Your objective ▸ Where the string "orombo" occurs in the material below, report the whole line.

Records provided ▸
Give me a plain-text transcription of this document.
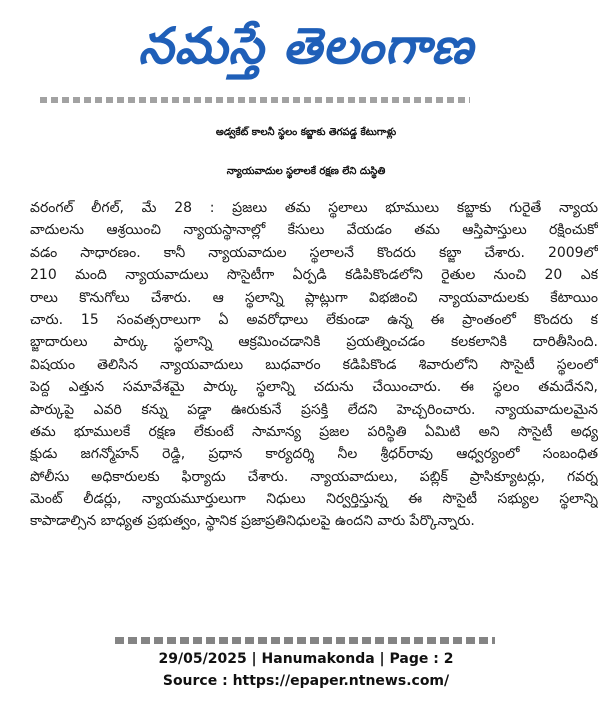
నమస్తే తెలంగాణ
అడ్వకేట్ కాలనీ స్థలం కబ్జాకు తెగపడ్డ కేటుగాళ్లు
న్యాయవాదుల స్థలాలకే రక్షణ లేని దుస్థితి
వరంగల్ లీగల్, మే 28 : ప్రజలు తమ స్థలాలు భూములు కబ్జాకు గురైతే న్యాయ
వాదులను ఆశ్రయించి న్యాయస్థానాల్లో కేసులు వేయడం తమ ఆస్తిపాస్తులు రక్షించుకో
వడం సాధారణం. కానీ న్యాయవాదుల స్థలాలనే కొందరు కబ్జా చేశారు. 2009లో
210 మంది న్యాయవాదులు సొసైటీగా ఏర్పడి కడిపికొండలోని రైతుల నుంచి 20 ఎక
రాలు కొనుగోలు చేశారు. ఆ స్థలాన్ని ప్లాట్లుగా విభజించి న్యాయవాదులకు కేటాయిం
చారు. 15 సంవత్సరాలుగా ఏ అవరోధాలు లేకుండా ఉన్న ఈ ప్రాంతంలో కొందరు క
బ్జాదారులు పార్కు స్థలాన్ని ఆక్రమించడానికి ప్రయత్నించడం కలకలానికి దారితీసింది.
విషయం తెలిసిన న్యాయవాదులు బుధవారం కడిపికొండ శివారులోని సొసైటీ స్థలంలో
పెద్ద ఎత్తున సమావేశమై పార్కు స్థలాన్ని చదును చేయించారు. ఈ స్థలం తమదేనని,
పార్కుపై ఎవరి కన్ను పడ్డా ఊరుకునే ప్రసక్తి లేదని హెచ్చరించారు. న్యాయవాదులమైన
తమ భూములకే రక్షణ లేకుంటే సామాన్య ప్రజల పరిస్థితి ఏమిటి అని సొసైటీ అధ్య
క్షుడు జగన్మోహన్ రెడ్డి, ప్రధాన కార్యదర్శి నీల శ్రీధర్‌రావు ఆధ్వర్యంలో సంబంధిత
పోలీసు అధికారులకు ఫిర్యాదు చేశారు. న్యాయవాదులు, పబ్లిక్ ప్రాసిక్యూటర్లు, గవర్న
మెంట్ లీడర్లు, న్యాయమూర్తులుగా నిధులు నిర్వర్తిస్తున్న ఈ సొసైటీ సభ్యుల స్థలాన్ని
కాపాడాల్సిన బాధ్యత ప్రభుత్వం, స్థానిక ప్రజాప్రతినిధులపై ఉందని వారు పేర్కొన్నారు.
29/05/2025 | Hanumakonda | Page : 2
Source : https://epaper.ntnews.com/
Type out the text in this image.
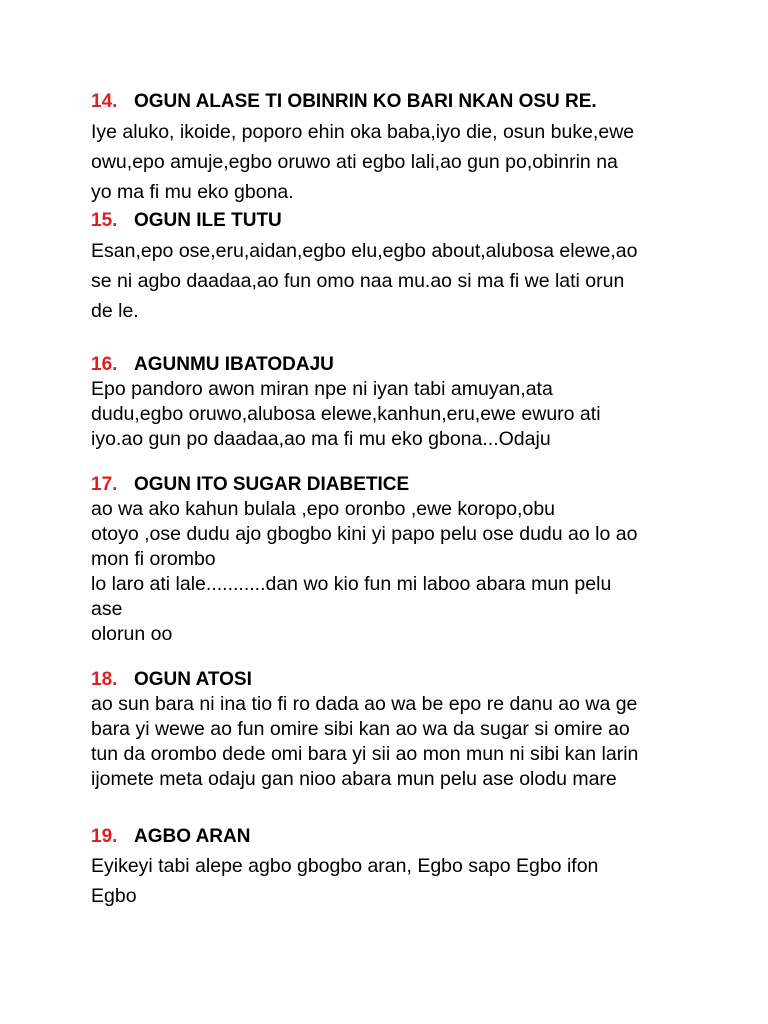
14. OGUN ALASE TI OBINRIN KO BARI NKAN OSU RE.
Iye aluko, ikoide, poporo ehin oka baba,iyo die, osun buke,ewe
owu,epo amuje,egbo oruwo ati egbo lali,ao gun po,obinrin na
yo ma fi mu eko gbona.
15. OGUN ILE TUTU
Esan,epo ose,eru,aidan,egbo elu,egbo about,alubosa elewe,ao
se ni agbo daadaa,ao fun omo naa mu.ao si ma fi we lati orun
de le.
16. AGUNMU IBATODAJU
Epo pandoro awon miran npe ni iyan tabi amuyan,ata
dudu,egbo oruwo,alubosa elewe,kanhun,eru,ewe ewuro ati
iyo.ao gun po daadaa,ao ma fi mu eko gbona...Odaju
17. OGUN ITO SUGAR DIABETICE
ao wa ako kahun bulala ,epo oronbo ,ewe koropo,obu
otoyo ,ose dudu ajo gbogbo kini yi papo pelu ose dudu ao lo ao
mon fi orombo
lo laro ati lale...........dan wo kio fun mi laboo abara mun pelu
ase
olorun oo
18. OGUN ATOSI
ao sun bara ni ina tio fi ro dada ao wa be epo re danu ao wa ge
bara yi wewe ao fun omire sibi kan ao wa da sugar si omire ao
tun da orombo dede omi bara yi sii ao mon mun ni sibi kan larin
ijomete meta odaju gan nioo abara mun pelu ase olodu mare
19. AGBO ARAN
Eyikeyi tabi alepe agbo gbogbo aran, Egbo sapo Egbo ifon
Egbo
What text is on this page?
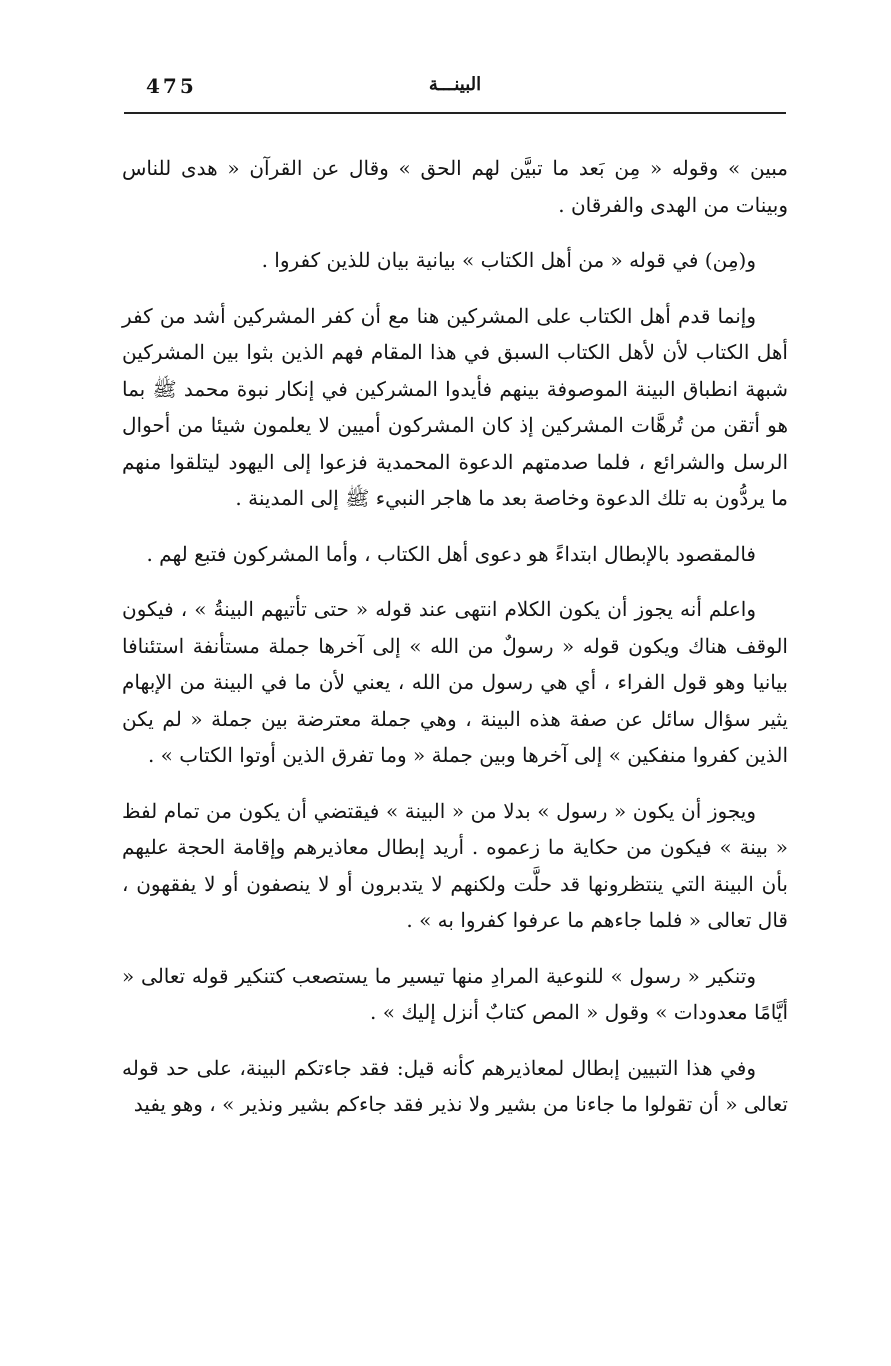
475	البينـــة

مبين » وقوله « مِن بَعد ما تبيَّن لهم الحق » وقال عن القرآن « هدى للناس وبينات من الهدى والفرقان .

و(مِن) في قوله « من أهل الكتاب » بيانية بيان للذين كفروا .

وإنما قدم أهل الكتاب على المشركين هنا مع أن كفر المشركين أشد من كفر أهل الكتاب لأن لأهل الكتاب السبق في هذا المقام فهم الذين بثوا بين المشركين شبهة انطباق البينة الموصوفة بينهم فأيدوا المشركين في إنكار نبوة محمد ﷺ بما هو أتقن من تُرهَّات المشركين إذ كان المشركون أميين لا يعلمون شيئا من أحوال الرسل والشرائع ، فلما صدمتهم الدعوة المحمدية فزعوا إلى اليهود ليتلقوا منهم ما يردُّون به تلك الدعوة وخاصة بعد ما هاجر النبيء ﷺ إلى المدينة .

فالمقصود بالإبطال ابتداءً هو دعوى أهل الكتاب ، وأما المشركون فتبع لهم .

واعلم أنه يجوز أن يكون الكلام انتهى عند قوله « حتى تأتيهم البينةُ » ، فيكون الوقف هناك ويكون قوله « رسولٌ من الله » إلى آخرها جملة مستأنفة استئنافا بيانيا وهو قول الفراء ، أي هي رسول من الله ، يعني لأن ما في البينة من الإبهام يثير سؤال سائل عن صفة هذه البينة ، وهي جملة معترضة بين جملة « لم يكن الذين كفروا منفكين » إلى آخرها وبين جملة « وما تفرق الذين أوتوا الكتاب » .

ويجوز أن يكون « رسول » بدلا من « البينة » فيقتضي أن يكون من تمام لفظ « بينة » فيكون من حكاية ما زعموه . أريد إبطال معاذيرهم وإقامة الحجة عليهم بأن البينة التي ينتظرونها قد حلَّت ولكنهم لا يتدبرون أو لا ينصفون أو لا يفقهون ، قال تعالى « فلما جاءهم ما عرفوا كفروا به » .

وتنكير « رسول » للنوعية المرادِ منها تيسير ما يستصعب كتنكير قوله تعالى « أيَّامًا معدودات » وقول « المص كتابٌ أنزل إليك » .

وفي هذا التبيين إبطال لمعاذيرهم كأنه قيل: فقد جاءتكم البينة، على حد قوله تعالى « أن تقولوا ما جاءنا من بشير ولا نذير فقد جاءكم بشير ونذير » ، وهو يفيد
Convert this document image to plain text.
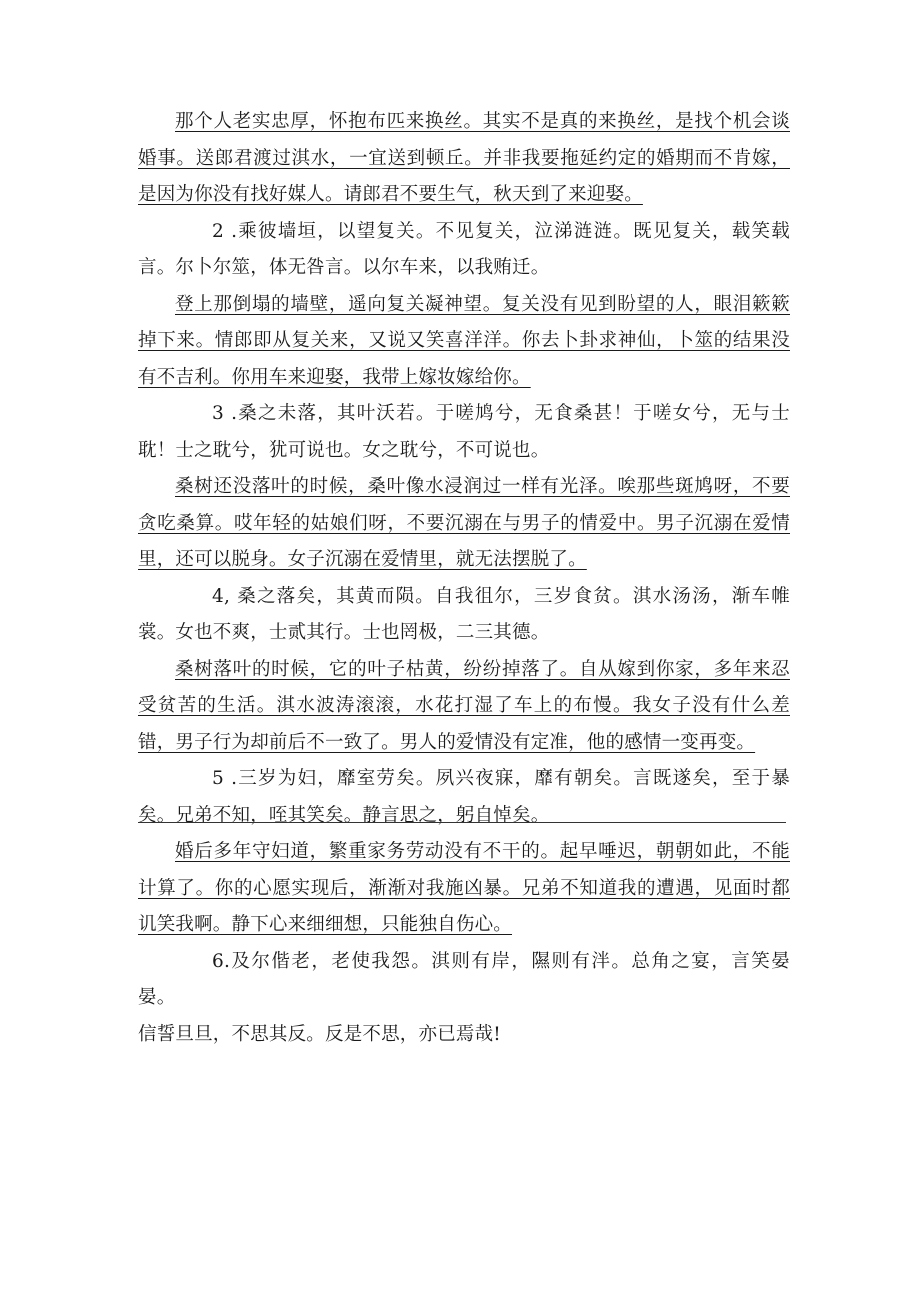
那个人老实忠厚，怀抱布匹来换丝。其实不是真的来换丝，是找个机会谈婚事。送郎君渡过淇水，一宜送到顿丘。并非我要拖延约定的婚期而不肯嫁，是因为你没有找好媒人。请郎君不要生气，秋天到了来迎娶。

2 .乘彼墙垣，以望复关。不见复关，泣涕涟涟。既见复关，载笑载言。尔卜尔筮，体无咎言。以尔车来，以我贿迁。

登上那倒塌的墙壁，遥向复关凝神望。复关没有见到盼望的人，眼泪簌簌掉下来。情郎即从复关来，又说又笑喜洋洋。你去卜卦求神仙，卜筮的结果没有不吉利。你用车来迎娶，我带上嫁妆嫁给你。

3 .桑之未落，其叶沃若。于嗟鸠兮，无食桑甚！于嗟女兮，无与士耽！士之耽兮，犹可说也。女之耽兮，不可说也。

桑树还没落叶的时候，桑叶像水浸润过一样有光泽。唉那些斑鸠呀，不要贪吃桑算。哎年轻的姑娘们呀，不要沉溺在与男子的情爱中。男子沉溺在爱情里，还可以脱身。女子沉溺在爱情里，就无法摆脱了。

4, 桑之落矣，其黄而陨。自我徂尔，三岁食贫。淇水汤汤，渐车帷裳。女也不爽，士贰其行。士也罔极，二三其德。

桑树落叶的时候，它的叶子枯黄，纷纷掉落了。自从嫁到你家，多年来忍受贫苦的生活。淇水波涛滚滚，水花打湿了车上的布慢。我女子没有什么差错，男子行为却前后不一致了。男人的爱情没有定准，他的感情一变再变。

5 .三岁为妇，靡室劳矣。夙兴夜寐，靡有朝矣。言既遂矣，至于暴矣。兄弟不知，咥其笑矣。静言思之，躬自悼矣。

婚后多年守妇道，繁重家务劳动没有不干的。起早唾迟，朝朝如此，不能计算了。你的心愿实现后，渐渐对我施凶暴。兄弟不知道我的遭遇，见面时都讥笑我啊。静下心来细细想，只能独自伤心。

6.及尔偕老，老使我怨。淇则有岸，隰则有泮。总角之宴，言笑晏晏。

信誓旦旦，不思其反。反是不思，亦已焉哉!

Task result ▸
mon fi orombo
tun da orombo dede omi bara yi sii ao mon mun ni sibi kan larin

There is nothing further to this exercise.